» **EXERCISE PROMPT**: Go through the entries below and print each one exactly, leaving out pictures.

»»

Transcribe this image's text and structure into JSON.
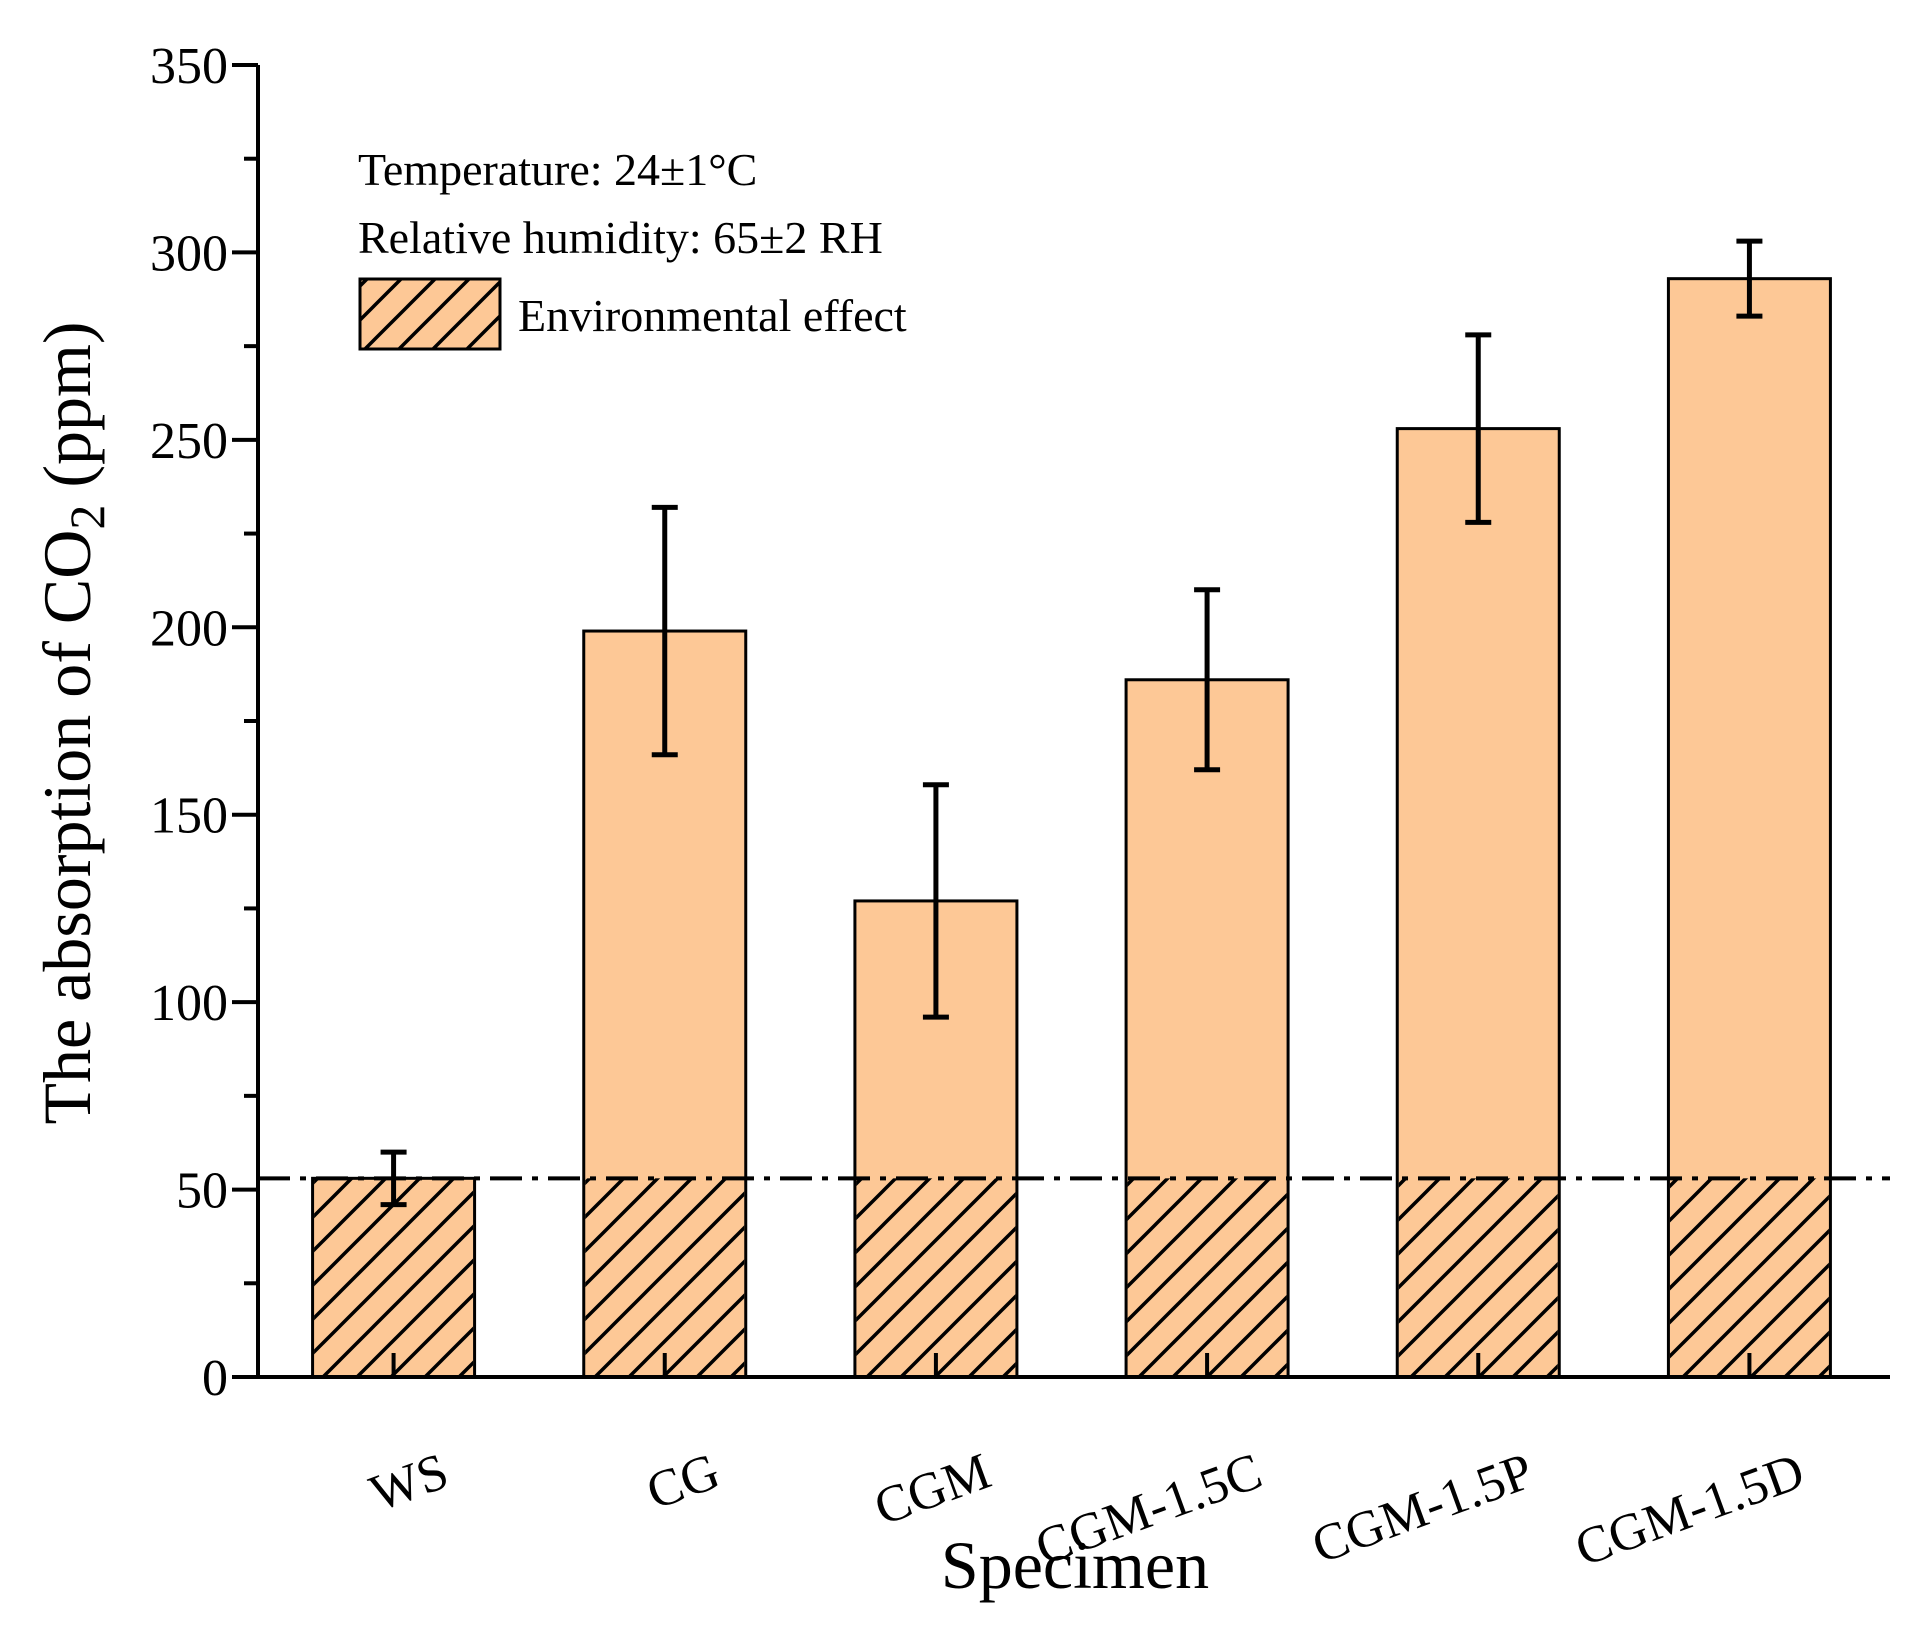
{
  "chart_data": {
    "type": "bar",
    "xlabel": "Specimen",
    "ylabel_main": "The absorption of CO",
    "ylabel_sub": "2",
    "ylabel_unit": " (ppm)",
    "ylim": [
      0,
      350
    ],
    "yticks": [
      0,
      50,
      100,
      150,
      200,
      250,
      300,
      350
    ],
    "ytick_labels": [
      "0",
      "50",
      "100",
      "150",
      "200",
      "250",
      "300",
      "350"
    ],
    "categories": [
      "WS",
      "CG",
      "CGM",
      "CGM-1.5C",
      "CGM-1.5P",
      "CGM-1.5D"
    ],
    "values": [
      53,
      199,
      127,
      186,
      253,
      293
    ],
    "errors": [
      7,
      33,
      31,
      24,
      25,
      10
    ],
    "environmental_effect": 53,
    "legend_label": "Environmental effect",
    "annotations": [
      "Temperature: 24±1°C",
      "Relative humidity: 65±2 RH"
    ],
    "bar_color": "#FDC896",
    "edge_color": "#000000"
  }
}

««

» **FINISHED ANSWER**:
Transcribe this image's text and structure into JSON.
{
  "chart_data": {
    "type": "bar",
    "xlabel": "Specimen",
    "ylabel_main": "The absorption of CO",
    "ylabel_sub": "2",
    "ylabel_unit": " (ppm)",
    "ylim": [
      0,
      350
    ],
    "yticks": [
      0,
      50,
      100,
      150,
      200,
      250,
      300,
      350
    ],
    "ytick_labels": [
      "0",
      "50",
      "100",
      "150",
      "200",
      "250",
      "300",
      "350"
    ],
    "categories": [
      "WS",
      "CG",
      "CGM",
      "CGM-1.5C",
      "CGM-1.5P",
      "CGM-1.5D"
    ],
    "values": [
      53,
      199,
      127,
      186,
      253,
      293
    ],
    "errors": [
      7,
      33,
      31,
      24,
      25,
      10
    ],
    "environmental_effect": 53,
    "legend_label": "Environmental effect",
    "annotations": [
      "Temperature: 24±1°C",
      "Relative humidity: 65±2 RH"
    ],
    "bar_color": "#FDC896",
    "edge_color": "#000000"
  }
}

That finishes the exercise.